begin

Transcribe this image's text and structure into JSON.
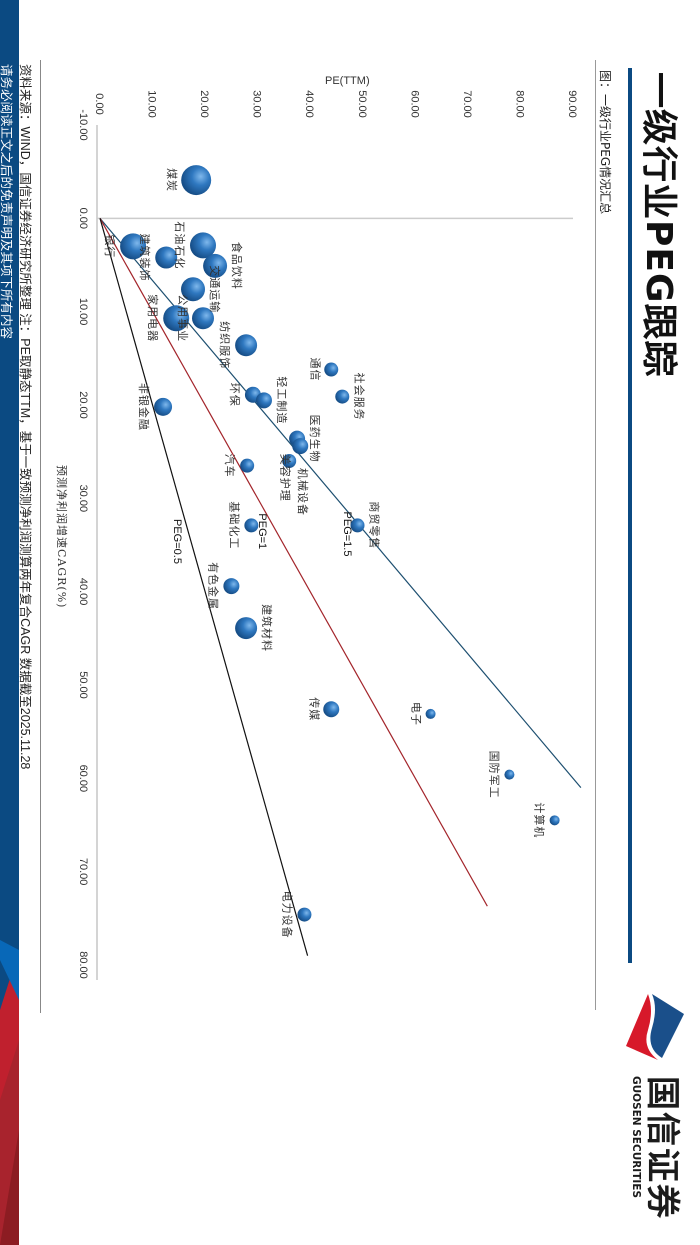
{
  "header": {
    "title": "一级行业PEG跟踪",
    "subtitle": "图：一级行业PEG情况汇总"
  },
  "logo": {
    "cn": "国信证券",
    "en": "GUOSEN SECURITIES"
  },
  "footer": {
    "note": "资料来源：WIND，国信证券经济研究所整理   注：PE取静态TTM，基于一致预测净利润测算两年复合CAGR   数据截至2025.11.28",
    "disclaimer": "请务必阅读正文之后的免责声明及其项下所有内容"
  },
  "colors": {
    "brand_blue": "#0b4a82",
    "bubble": "#2a6fb5",
    "peg_1_5": "#1d4f70",
    "peg_1": "#a3252b",
    "peg_0_5": "#111111"
  },
  "chart_data": {
    "type": "scatter",
    "title": "一级行业PEG情况汇总",
    "xlabel": "预测净利润增速CAGR(%)",
    "ylabel": "PE(TTM)",
    "xlim": [
      -10,
      80
    ],
    "ylim": [
      0,
      90
    ],
    "xticks": [
      "-10.00",
      "0.00",
      "10.00",
      "20.00",
      "30.00",
      "40.00",
      "50.00",
      "60.00",
      "70.00",
      "80.00"
    ],
    "yticks": [
      "0.00",
      "10.00",
      "20.00",
      "30.00",
      "40.00",
      "50.00",
      "60.00",
      "70.00",
      "80.00",
      "90.00"
    ],
    "grid": false,
    "peg_lines": [
      {
        "name": "PEG=1.5",
        "peg": 1.5,
        "x_end": 61,
        "label_at": 32.7
      },
      {
        "name": "PEG=1",
        "peg": 1,
        "x_end": 73.7,
        "label_at": 32.9
      },
      {
        "name": "PEG=0.5",
        "peg": 0.5,
        "x_end": 79,
        "label_at": 33.5
      }
    ],
    "points": [
      {
        "name": "煤炭",
        "cagr": -4.1,
        "pe": 18.3,
        "size": 15
      },
      {
        "name": "银行",
        "cagr": 3.0,
        "pe": 6.3,
        "size": 13
      },
      {
        "name": "建筑装饰",
        "cagr": 4.2,
        "pe": 12.6,
        "size": 11
      },
      {
        "name": "石油石化",
        "cagr": 2.9,
        "pe": 19.6,
        "size": 13
      },
      {
        "name": "食品饮料",
        "cagr": 5.1,
        "pe": 21.9,
        "size": 12
      },
      {
        "name": "交通运输",
        "cagr": 7.6,
        "pe": 17.7,
        "size": 12
      },
      {
        "name": "家用电器",
        "cagr": 10.7,
        "pe": 14.5,
        "size": 13
      },
      {
        "name": "公用事业",
        "cagr": 10.7,
        "pe": 19.6,
        "size": 11
      },
      {
        "name": "纺织服饰",
        "cagr": 13.6,
        "pe": 27.8,
        "size": 11
      },
      {
        "name": "环保",
        "cagr": 18.9,
        "pe": 29.1,
        "size": 8
      },
      {
        "name": "轻工制造",
        "cagr": 19.5,
        "pe": 31.2,
        "size": 8
      },
      {
        "name": "通信",
        "cagr": 16.2,
        "pe": 44.0,
        "size": 7
      },
      {
        "name": "社会服务",
        "cagr": 19.1,
        "pe": 46.1,
        "size": 7
      },
      {
        "name": "非银金融",
        "cagr": 20.2,
        "pe": 12.0,
        "size": 9
      },
      {
        "name": "医药生物",
        "cagr": 23.6,
        "pe": 37.5,
        "size": 8
      },
      {
        "name": "美容护理",
        "cagr": 24.4,
        "pe": 38.1,
        "size": 8
      },
      {
        "name": "机械设备",
        "cagr": 26.0,
        "pe": 36.0,
        "size": 7
      },
      {
        "name": "汽车",
        "cagr": 26.5,
        "pe": 28.0,
        "size": 7
      },
      {
        "name": "基础化工",
        "cagr": 32.9,
        "pe": 28.8,
        "size": 7
      },
      {
        "name": "商贸零售",
        "cagr": 32.9,
        "pe": 49.0,
        "size": 7
      },
      {
        "name": "有色金属",
        "cagr": 39.4,
        "pe": 25.0,
        "size": 8
      },
      {
        "name": "建筑材料",
        "cagr": 43.9,
        "pe": 27.8,
        "size": 11
      },
      {
        "name": "传媒",
        "cagr": 52.6,
        "pe": 44.0,
        "size": 8
      },
      {
        "name": "电子",
        "cagr": 53.1,
        "pe": 62.9,
        "size": 5
      },
      {
        "name": "国防军工",
        "cagr": 59.6,
        "pe": 77.9,
        "size": 5
      },
      {
        "name": "计算机",
        "cagr": 64.5,
        "pe": 86.5,
        "size": 5
      },
      {
        "name": "电力设备",
        "cagr": 74.6,
        "pe": 38.9,
        "size": 7
      }
    ]
  }
}
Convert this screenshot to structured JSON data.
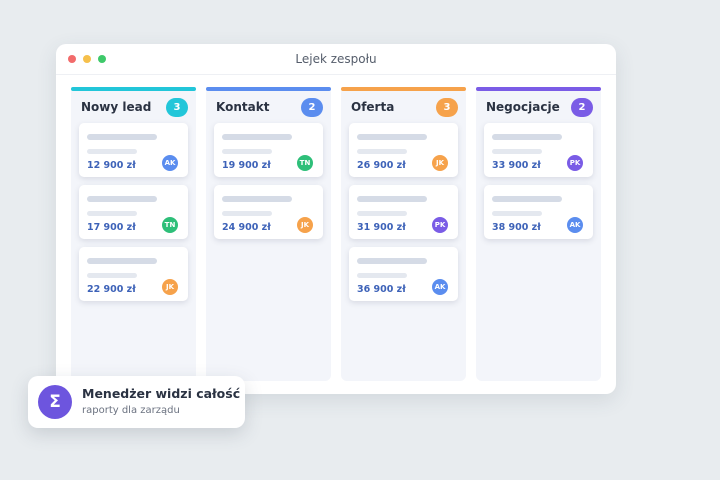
{
  "window": {
    "title": "Lejek zespołu"
  },
  "columns": [
    {
      "name": "Nowy lead",
      "count": "3",
      "color": "#22c6d9",
      "cards": [
        {
          "amount": "12 900 zł",
          "initials": "AK",
          "color": "#5b8def"
        },
        {
          "amount": "17 900 zł",
          "initials": "TN",
          "color": "#2ebf79"
        },
        {
          "amount": "22 900 zł",
          "initials": "JK",
          "color": "#f6a24b"
        }
      ]
    },
    {
      "name": "Kontakt",
      "count": "2",
      "color": "#5b8def",
      "cards": [
        {
          "amount": "19 900 zł",
          "initials": "TN",
          "color": "#2ebf79"
        },
        {
          "amount": "24 900 zł",
          "initials": "JK",
          "color": "#f6a24b"
        }
      ]
    },
    {
      "name": "Oferta",
      "count": "3",
      "color": "#f6a24b",
      "cards": [
        {
          "amount": "26 900 zł",
          "initials": "JK",
          "color": "#f6a24b"
        },
        {
          "amount": "31 900 zł",
          "initials": "PK",
          "color": "#7a5ce6"
        },
        {
          "amount": "36 900 zł",
          "initials": "AK",
          "color": "#5b8def"
        }
      ]
    },
    {
      "name": "Negocjacje",
      "count": "2",
      "color": "#7a5ce6",
      "cards": [
        {
          "amount": "33 900 zł",
          "initials": "PK",
          "color": "#7a5ce6"
        },
        {
          "amount": "38 900 zł",
          "initials": "AK",
          "color": "#5b8def"
        }
      ]
    }
  ],
  "badge": {
    "icon": "Σ",
    "title": "Menedżer widzi całość",
    "subtitle": "raporty dla zarządu"
  }
}
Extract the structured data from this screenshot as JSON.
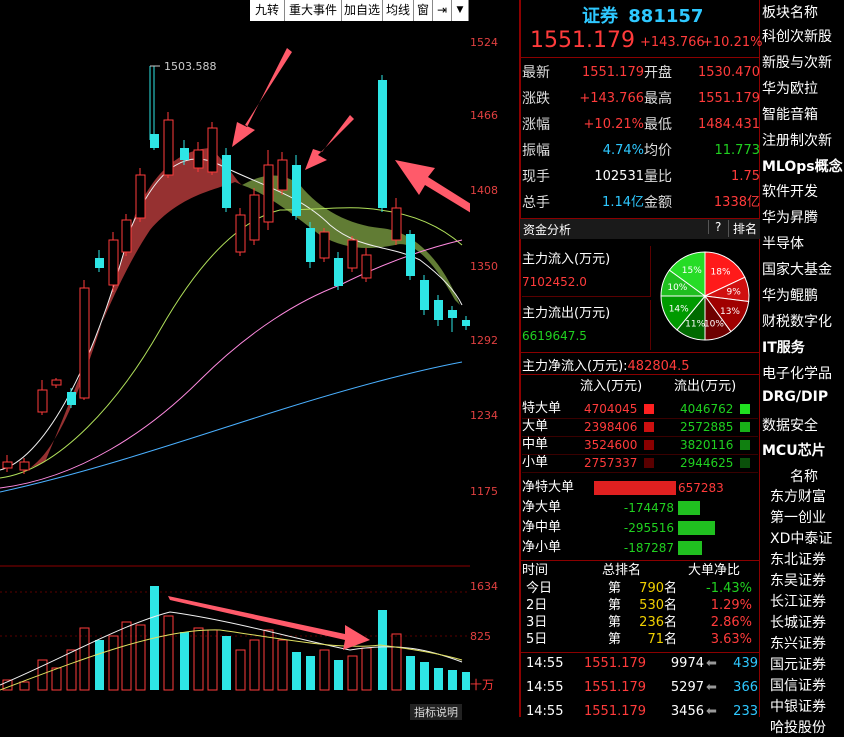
{
  "toolbar": {
    "buttons": [
      "九转",
      "重大事件",
      "加自选",
      "均线",
      "窗"
    ]
  },
  "axis": {
    "price_ticks": [
      "1524",
      "1466",
      "1408",
      "1350",
      "1292",
      "1234",
      "1175"
    ],
    "volume_ticks": [
      "1634",
      "825"
    ],
    "volume_unit": "十万",
    "bottom_label": "指标说明"
  },
  "chart_annotations": {
    "high_label": "1503.588"
  },
  "quote": {
    "name": "证券",
    "code": "881157",
    "price": "1551.179",
    "change": "+143.766",
    "change_pct": "+10.21%",
    "rows": [
      {
        "l1": "最新",
        "v1": "1551.179",
        "l2": "开盘",
        "v2": "1530.470"
      },
      {
        "l1": "涨跌",
        "v1": "+143.766",
        "l2": "最高",
        "v2": "1551.179"
      },
      {
        "l1": "涨幅",
        "v1": "+10.21%",
        "l2": "最低",
        "v2": "1484.431"
      },
      {
        "l1": "振幅",
        "v1": "4.74%",
        "l2": "均价",
        "v2": "11.773"
      },
      {
        "l1": "现手",
        "v1": "102531",
        "l2": "量比",
        "v2": "1.75"
      },
      {
        "l1": "总手",
        "v1": "1.14亿",
        "l2": "金额",
        "v2": "1338亿"
      }
    ]
  },
  "capital": {
    "tab": "资金分析",
    "help": "?",
    "rank": "排名",
    "inflow_label": "主力流入(万元)",
    "inflow_value": "7102452.0",
    "outflow_label": "主力流出(万元)",
    "outflow_value": "6619647.5",
    "net_label": "主力净流入(万元):",
    "net_value": "482804.5",
    "pie": [
      {
        "label": "18%",
        "value": 18,
        "color": "#ff1a1a"
      },
      {
        "label": "9%",
        "value": 9,
        "color": "#d01010"
      },
      {
        "label": "13%",
        "value": 13,
        "color": "#a00000"
      },
      {
        "label": "10%",
        "value": 10,
        "color": "#6e0000"
      },
      {
        "label": "11%",
        "value": 11,
        "color": "#006a00"
      },
      {
        "label": "14%",
        "value": 14,
        "color": "#009a00"
      },
      {
        "label": "10%",
        "value": 10,
        "color": "#1fbf1f"
      },
      {
        "label": "15%",
        "value": 15,
        "color": "#26dc26"
      }
    ],
    "flow_header": {
      "in": "流入(万元)",
      "out": "流出(万元)"
    },
    "flows": [
      {
        "name": "特大单",
        "in": "4704045",
        "out": "4046762"
      },
      {
        "name": "大单",
        "in": "2398406",
        "out": "2572885"
      },
      {
        "name": "中单",
        "in": "3524600",
        "out": "3820116"
      },
      {
        "name": "小单",
        "in": "2757337",
        "out": "2944625"
      }
    ],
    "net": [
      {
        "name": "净特大单",
        "value": "657283",
        "sign": 1,
        "ratio": 1.0
      },
      {
        "name": "净大单",
        "value": "-174478",
        "sign": -1,
        "ratio": 0.27
      },
      {
        "name": "净中单",
        "value": "-295516",
        "sign": -1,
        "ratio": 0.45
      },
      {
        "name": "净小单",
        "value": "-187287",
        "sign": -1,
        "ratio": 0.29
      }
    ],
    "rank_header": {
      "time": "时间",
      "total": "总排名",
      "net": "大单净比"
    },
    "ranks": [
      {
        "period": "今日",
        "pre": "第",
        "rank": "790",
        "suf": "名",
        "pct": "-1.43%"
      },
      {
        "period": "2日",
        "pre": "第",
        "rank": "530",
        "suf": "名",
        "pct": "1.29%"
      },
      {
        "period": "3日",
        "pre": "第",
        "rank": "236",
        "suf": "名",
        "pct": "2.86%"
      },
      {
        "period": "5日",
        "pre": "第",
        "rank": "71",
        "suf": "名",
        "pct": "3.63%"
      }
    ]
  },
  "ticks": [
    {
      "time": "14:55",
      "price": "1551.179",
      "vol": "9974",
      "num": "439"
    },
    {
      "time": "14:55",
      "price": "1551.179",
      "vol": "5297",
      "num": "366"
    },
    {
      "time": "14:55",
      "price": "1551.179",
      "vol": "3456",
      "num": "233"
    }
  ],
  "sectors": {
    "header": "板块名称",
    "items": [
      "科创次新股",
      "新股与次新",
      "华为欧拉",
      "智能音箱",
      "注册制次新",
      "MLOps概念",
      "软件开发",
      "华为昇腾",
      "半导体",
      "国家大基金",
      "华为鲲鹏",
      "财税数字化",
      "IT服务",
      "电子化学品",
      "DRG/DIP",
      "数据安全",
      "MCU芯片"
    ]
  },
  "stocks": {
    "header": "名称",
    "items": [
      "东方财富",
      "第一创业",
      "XD中泰证",
      "东北证券",
      "东吴证券",
      "长江证券",
      "长城证券",
      "东兴证券",
      "国元证券",
      "国信证券",
      "中银证券",
      "哈投股份"
    ]
  },
  "colors": {
    "up": "#ff3b3b",
    "down": "#2ee6e6",
    "border": "#8b0000"
  }
}
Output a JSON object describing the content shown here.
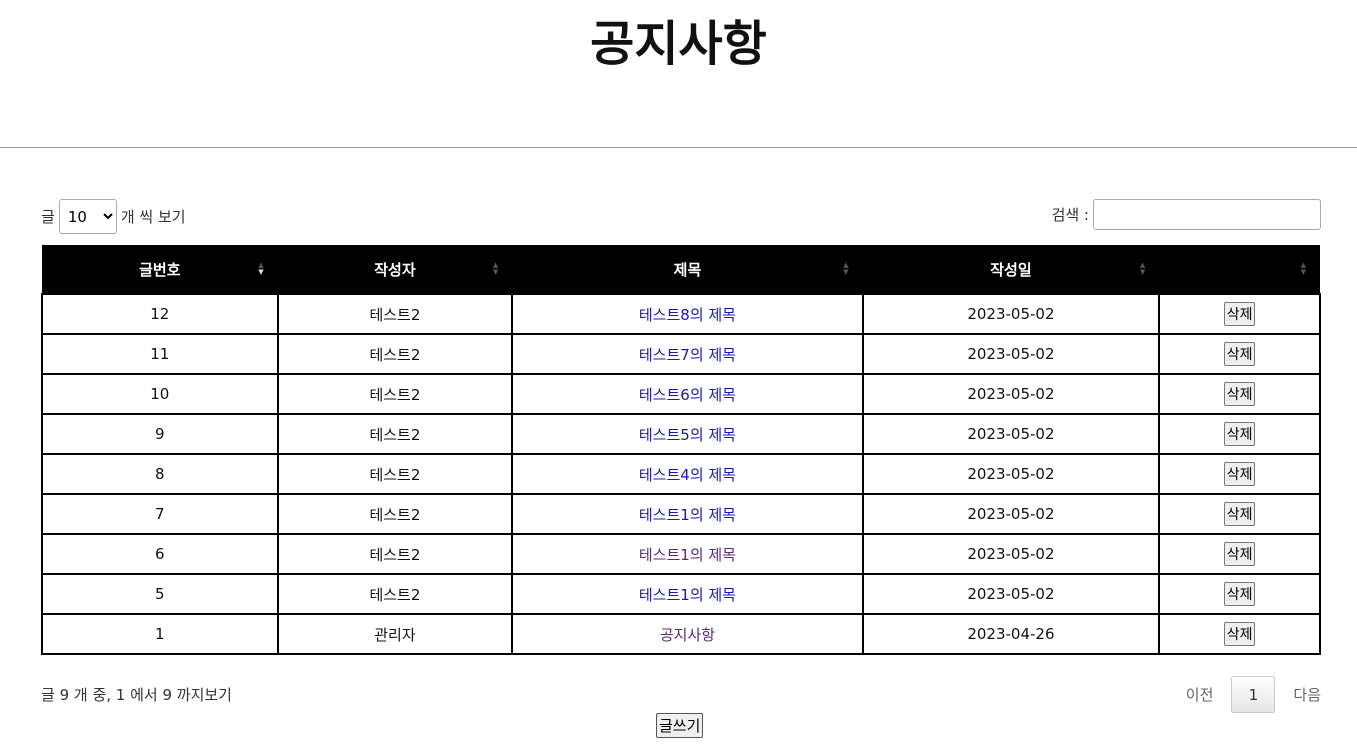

end

# Exercise prompt
Give only the number of lines in the entries above that hold the string "一级行业PEG情况汇总".

# Output below
2